Required task
Tally the lines in the following entries that include the word "JSON"; state only the total.

▽

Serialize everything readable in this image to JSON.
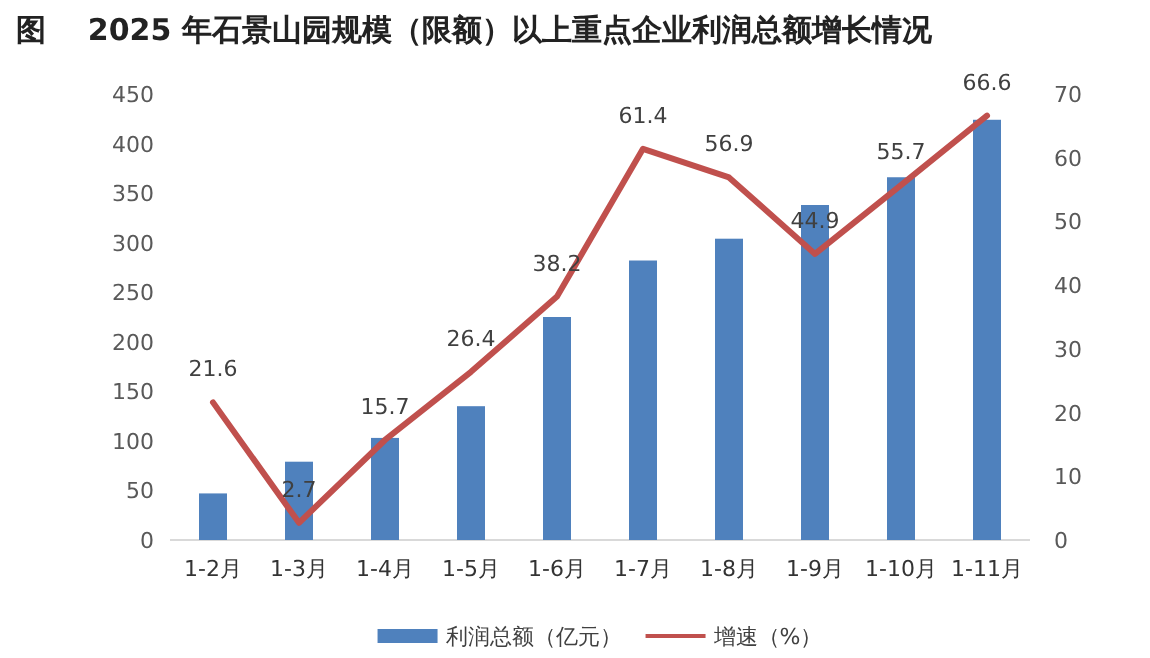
{
  "chart_data": {
    "type": "bar",
    "title": "图    2025 年石景山园规模（限额）以上重点企业利润总额增长情况",
    "categories": [
      "1-2月",
      "1-3月",
      "1-4月",
      "1-5月",
      "1-6月",
      "1-7月",
      "1-8月",
      "1-9月",
      "1-10月",
      "1-11月"
    ],
    "series": [
      {
        "name": "利润总额（亿元）",
        "color": "#4f81bd",
        "values": [
          47,
          79,
          103,
          135,
          225,
          282,
          304,
          338,
          366,
          424
        ]
      },
      {
        "name": "增速（%）",
        "type": "line",
        "axis": "y2",
        "color": "#c0504d",
        "values": [
          21.6,
          2.7,
          15.7,
          26.4,
          38.2,
          61.4,
          56.9,
          44.9,
          55.7,
          66.6
        ],
        "value_labels": [
          "21.6",
          "2.7",
          "15.7",
          "26.4",
          "38.2",
          "61.4",
          "56.9",
          "44.9",
          "55.7",
          "66.6"
        ]
      }
    ],
    "ylim": [
      0,
      450
    ],
    "yticks": [
      0,
      50,
      100,
      150,
      200,
      250,
      300,
      350,
      400,
      450
    ],
    "y2lim": [
      0,
      70
    ],
    "y2ticks": [
      0,
      10,
      20,
      30,
      40,
      50,
      60,
      70
    ],
    "grid": false,
    "legend": "bottom"
  }
}
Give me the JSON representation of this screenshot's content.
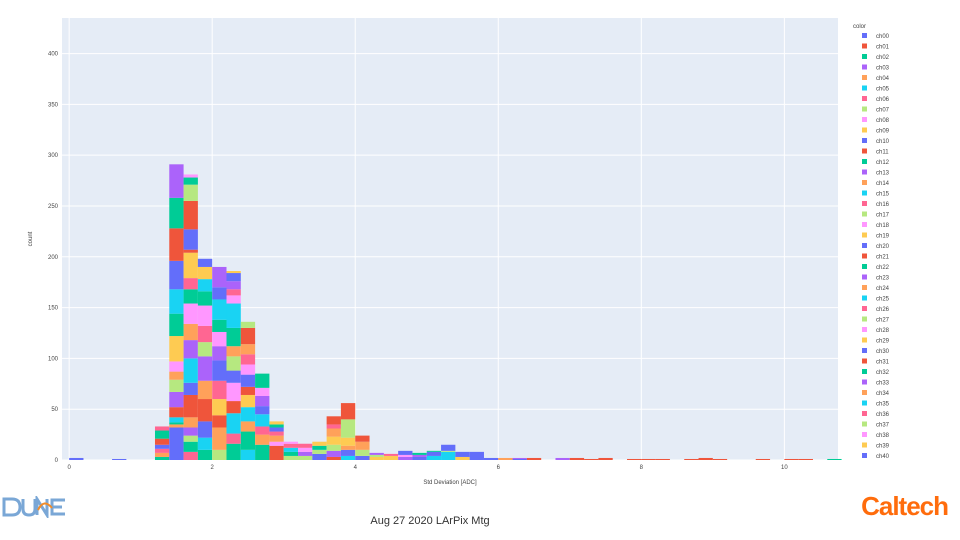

△

Completed task
2